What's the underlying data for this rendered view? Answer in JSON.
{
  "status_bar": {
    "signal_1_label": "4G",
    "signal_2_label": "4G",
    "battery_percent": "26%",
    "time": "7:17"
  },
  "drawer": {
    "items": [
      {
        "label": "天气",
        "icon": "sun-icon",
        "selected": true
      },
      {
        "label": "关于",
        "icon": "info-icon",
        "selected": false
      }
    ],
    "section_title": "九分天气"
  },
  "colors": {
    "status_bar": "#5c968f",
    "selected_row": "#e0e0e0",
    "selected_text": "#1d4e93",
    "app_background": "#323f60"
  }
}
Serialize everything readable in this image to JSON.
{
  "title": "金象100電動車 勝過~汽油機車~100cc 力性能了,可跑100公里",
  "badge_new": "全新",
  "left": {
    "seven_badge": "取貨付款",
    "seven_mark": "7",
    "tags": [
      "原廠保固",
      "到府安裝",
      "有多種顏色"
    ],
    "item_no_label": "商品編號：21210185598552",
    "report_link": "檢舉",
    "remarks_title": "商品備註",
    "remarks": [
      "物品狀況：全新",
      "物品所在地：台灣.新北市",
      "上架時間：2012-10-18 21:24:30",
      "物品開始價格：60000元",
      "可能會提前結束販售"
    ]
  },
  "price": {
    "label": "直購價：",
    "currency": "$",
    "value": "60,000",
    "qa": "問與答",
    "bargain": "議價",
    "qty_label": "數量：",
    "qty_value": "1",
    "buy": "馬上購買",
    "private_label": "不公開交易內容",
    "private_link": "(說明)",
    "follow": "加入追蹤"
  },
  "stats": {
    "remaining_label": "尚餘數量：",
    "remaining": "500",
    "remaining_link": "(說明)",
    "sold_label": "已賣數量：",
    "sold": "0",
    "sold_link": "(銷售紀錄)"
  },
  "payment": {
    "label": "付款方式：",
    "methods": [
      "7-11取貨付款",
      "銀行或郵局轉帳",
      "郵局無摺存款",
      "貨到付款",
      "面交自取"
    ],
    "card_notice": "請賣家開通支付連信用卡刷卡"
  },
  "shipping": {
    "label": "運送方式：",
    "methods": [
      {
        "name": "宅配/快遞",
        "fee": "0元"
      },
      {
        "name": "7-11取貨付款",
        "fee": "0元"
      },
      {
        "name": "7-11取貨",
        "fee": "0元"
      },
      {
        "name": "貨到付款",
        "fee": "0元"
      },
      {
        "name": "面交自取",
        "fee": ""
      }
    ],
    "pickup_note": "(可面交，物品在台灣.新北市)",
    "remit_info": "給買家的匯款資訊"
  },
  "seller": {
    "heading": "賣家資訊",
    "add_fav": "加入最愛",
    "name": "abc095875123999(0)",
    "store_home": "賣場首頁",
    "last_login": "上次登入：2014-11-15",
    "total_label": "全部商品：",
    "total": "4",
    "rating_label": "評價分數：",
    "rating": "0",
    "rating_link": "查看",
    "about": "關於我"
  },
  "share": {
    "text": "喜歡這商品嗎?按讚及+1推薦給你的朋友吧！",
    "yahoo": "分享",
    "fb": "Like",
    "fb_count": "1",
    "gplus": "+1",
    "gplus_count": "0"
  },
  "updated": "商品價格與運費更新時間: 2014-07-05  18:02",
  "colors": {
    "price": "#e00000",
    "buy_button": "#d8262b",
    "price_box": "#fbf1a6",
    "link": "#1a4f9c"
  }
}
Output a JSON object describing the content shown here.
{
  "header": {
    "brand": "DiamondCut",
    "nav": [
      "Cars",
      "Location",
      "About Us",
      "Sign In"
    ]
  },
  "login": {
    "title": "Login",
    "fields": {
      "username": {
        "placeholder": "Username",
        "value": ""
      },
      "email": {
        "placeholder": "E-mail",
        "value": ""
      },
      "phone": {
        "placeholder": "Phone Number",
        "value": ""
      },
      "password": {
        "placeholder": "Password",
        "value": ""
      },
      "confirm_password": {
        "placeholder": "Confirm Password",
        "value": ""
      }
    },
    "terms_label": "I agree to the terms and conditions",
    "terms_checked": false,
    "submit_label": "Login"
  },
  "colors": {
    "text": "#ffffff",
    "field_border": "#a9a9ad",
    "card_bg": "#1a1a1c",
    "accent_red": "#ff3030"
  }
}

Task directions:
The full set of records should be duplicated exactly.

Answer for the task:
What's the underlying data for this rendered view? Answer in JSON.
{
  "status_bar": {
    "signal_1_label": "4G",
    "signal_2_label": "4G",
    "battery_percent": "26%",
    "time": "7:17"
  },
  "drawer": {
    "items": [
      {
        "label": "天气",
        "icon": "sun-icon",
        "selected": true
      },
      {
        "label": "关于",
        "icon": "info-icon",
        "selected": false
      }
    ],
    "section_title": "九分天气"
  },
  "colors": {
    "status_bar": "#5c968f",
    "selected_row": "#e0e0e0",
    "selected_text": "#1d4e93",
    "app_background": "#323f60"
  }
}
Serialize everything readable in this image to JSON.
{
  "title": "金象100電動車 勝過~汽油機車~100cc 力性能了,可跑100公里",
  "badge_new": "全新",
  "left": {
    "seven_badge": "取貨付款",
    "seven_mark": "7",
    "tags": [
      "原廠保固",
      "到府安裝",
      "有多種顏色"
    ],
    "item_no_label": "商品編號：21210185598552",
    "report_link": "檢舉",
    "remarks_title": "商品備註",
    "remarks": [
      "物品狀況：全新",
      "物品所在地：台灣.新北市",
      "上架時間：2012-10-18 21:24:30",
      "物品開始價格：60000元",
      "可能會提前結束販售"
    ]
  },
  "price": {
    "label": "直購價：",
    "currency": "$",
    "value": "60,000",
    "qa": "問與答",
    "bargain": "議價",
    "qty_label": "數量：",
    "qty_value": "1",
    "buy": "馬上購買",
    "private_label": "不公開交易內容",
    "private_link": "(說明)",
    "follow": "加入追蹤"
  },
  "stats": {
    "remaining_label": "尚餘數量：",
    "remaining": "500",
    "remaining_link": "(說明)",
    "sold_label": "已賣數量：",
    "sold": "0",
    "sold_link": "(銷售紀錄)"
  },
  "payment": {
    "label": "付款方式：",
    "methods": [
      "7-11取貨付款",
      "銀行或郵局轉帳",
      "郵局無摺存款",
      "貨到付款",
      "面交自取"
    ],
    "card_notice": "請賣家開通支付連信用卡刷卡"
  },
  "shipping": {
    "label": "運送方式：",
    "methods": [
      {
        "name": "宅配/快遞",
        "fee": "0元"
      },
      {
        "name": "7-11取貨付款",
        "fee": "0元"
      },
      {
        "name": "7-11取貨",
        "fee": "0元"
      },
      {
        "name": "貨到付款",
        "fee": "0元"
      },
      {
        "name": "面交自取",
        "fee": ""
      }
    ],
    "pickup_note": "(可面交，物品在台灣.新北市)",
    "remit_info": "給買家的匯款資訊"
  },
  "seller": {
    "heading": "賣家資訊",
    "add_fav": "加入最愛",
    "name": "abc095875123999(0)",
    "store_home": "賣場首頁",
    "last_login": "上次登入：2014-11-15",
    "total_label": "全部商品：",
    "total": "4",
    "rating_label": "評價分數：",
    "rating": "0",
    "rating_link": "查看",
    "about": "關於我"
  },
  "share": {
    "text": "喜歡這商品嗎?按讚及+1推薦給你的朋友吧！",
    "yahoo": "分享",
    "fb": "Like",
    "fb_count": "1",
    "gplus": "+1",
    "gplus_count": "0"
  },
  "updated": "商品價格與運費更新時間: 2014-07-05  18:02",
  "colors": {
    "price": "#e00000",
    "buy_button": "#d8262b",
    "price_box": "#fbf1a6",
    "link": "#1a4f9c"
  }
}
Output a JSON object describing the content shown here.
{
  "header": {
    "brand": "DiamondCut",
    "nav": [
      "Cars",
      "Location",
      "About Us",
      "Sign In"
    ]
  },
  "login": {
    "title": "Login",
    "fields": {
      "username": {
        "placeholder": "Username",
        "value": ""
      },
      "email": {
        "placeholder": "E-mail",
        "value": ""
      },
      "phone": {
        "placeholder": "Phone Number",
        "value": ""
      },
      "password": {
        "placeholder": "Password",
        "value": ""
      },
      "confirm_password": {
        "placeholder": "Confirm Password",
        "value": ""
      }
    },
    "terms_label": "I agree to the terms and conditions",
    "terms_checked": false,
    "submit_label": "Login"
  },
  "colors": {
    "text": "#ffffff",
    "field_border": "#a9a9ad",
    "card_bg": "#1a1a1c",
    "accent_red": "#ff3030"
  }
}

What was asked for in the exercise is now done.